╭──

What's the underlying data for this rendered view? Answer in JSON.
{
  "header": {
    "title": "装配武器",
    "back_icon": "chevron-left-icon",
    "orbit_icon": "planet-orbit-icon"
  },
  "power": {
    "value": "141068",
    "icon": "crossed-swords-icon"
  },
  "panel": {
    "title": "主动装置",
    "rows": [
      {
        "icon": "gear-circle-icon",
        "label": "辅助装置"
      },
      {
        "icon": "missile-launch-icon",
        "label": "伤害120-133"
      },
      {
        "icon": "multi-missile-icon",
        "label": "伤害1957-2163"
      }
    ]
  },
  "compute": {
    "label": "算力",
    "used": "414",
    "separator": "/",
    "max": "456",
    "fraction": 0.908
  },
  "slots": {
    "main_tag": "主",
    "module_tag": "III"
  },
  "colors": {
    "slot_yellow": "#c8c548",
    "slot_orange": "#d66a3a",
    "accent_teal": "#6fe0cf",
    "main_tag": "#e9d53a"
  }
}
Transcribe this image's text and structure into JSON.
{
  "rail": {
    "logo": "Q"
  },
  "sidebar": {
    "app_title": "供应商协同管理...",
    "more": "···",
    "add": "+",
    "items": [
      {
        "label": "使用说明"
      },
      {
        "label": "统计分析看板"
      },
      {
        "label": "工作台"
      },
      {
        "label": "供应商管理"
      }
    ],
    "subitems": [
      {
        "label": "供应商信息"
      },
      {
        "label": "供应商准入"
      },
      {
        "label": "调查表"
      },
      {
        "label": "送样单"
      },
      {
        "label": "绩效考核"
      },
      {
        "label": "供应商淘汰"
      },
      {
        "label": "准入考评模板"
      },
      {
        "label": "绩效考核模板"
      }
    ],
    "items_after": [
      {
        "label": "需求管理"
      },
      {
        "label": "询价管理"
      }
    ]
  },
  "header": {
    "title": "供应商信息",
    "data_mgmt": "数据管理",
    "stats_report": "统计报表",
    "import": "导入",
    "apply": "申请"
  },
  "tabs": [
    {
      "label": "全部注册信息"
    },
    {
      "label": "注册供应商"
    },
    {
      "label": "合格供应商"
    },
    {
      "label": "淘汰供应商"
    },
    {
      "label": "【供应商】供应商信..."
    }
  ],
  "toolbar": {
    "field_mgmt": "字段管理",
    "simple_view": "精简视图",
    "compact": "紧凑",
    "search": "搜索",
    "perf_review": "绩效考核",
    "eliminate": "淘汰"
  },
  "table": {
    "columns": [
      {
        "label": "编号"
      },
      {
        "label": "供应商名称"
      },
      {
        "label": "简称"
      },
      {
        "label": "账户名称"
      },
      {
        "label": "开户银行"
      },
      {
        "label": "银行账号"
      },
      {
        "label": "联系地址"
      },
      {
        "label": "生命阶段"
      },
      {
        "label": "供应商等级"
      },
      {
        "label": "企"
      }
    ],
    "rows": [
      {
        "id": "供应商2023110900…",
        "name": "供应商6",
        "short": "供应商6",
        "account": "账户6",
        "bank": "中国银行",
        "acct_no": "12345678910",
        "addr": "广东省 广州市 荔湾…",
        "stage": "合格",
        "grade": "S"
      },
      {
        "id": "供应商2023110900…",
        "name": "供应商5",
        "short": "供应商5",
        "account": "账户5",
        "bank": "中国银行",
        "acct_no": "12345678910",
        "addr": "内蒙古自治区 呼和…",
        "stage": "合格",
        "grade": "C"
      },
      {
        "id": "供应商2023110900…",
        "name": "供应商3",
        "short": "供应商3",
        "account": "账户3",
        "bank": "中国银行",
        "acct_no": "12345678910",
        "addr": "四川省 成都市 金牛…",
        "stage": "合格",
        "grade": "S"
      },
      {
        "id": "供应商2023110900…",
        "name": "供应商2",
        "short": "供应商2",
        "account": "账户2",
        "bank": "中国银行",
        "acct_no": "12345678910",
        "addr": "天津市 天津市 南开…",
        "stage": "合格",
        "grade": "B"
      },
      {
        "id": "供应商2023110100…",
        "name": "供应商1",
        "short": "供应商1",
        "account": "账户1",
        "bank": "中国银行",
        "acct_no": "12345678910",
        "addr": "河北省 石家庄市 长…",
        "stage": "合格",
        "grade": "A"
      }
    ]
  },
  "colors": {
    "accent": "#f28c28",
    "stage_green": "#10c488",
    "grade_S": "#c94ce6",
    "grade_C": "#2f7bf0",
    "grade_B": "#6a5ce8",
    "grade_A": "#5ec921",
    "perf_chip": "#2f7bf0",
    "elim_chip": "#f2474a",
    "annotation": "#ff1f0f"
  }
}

╰──

• _Written instruction_:
Only the number is wanted: how many lines in the entries above contain the word "name"?

• _In response_:
5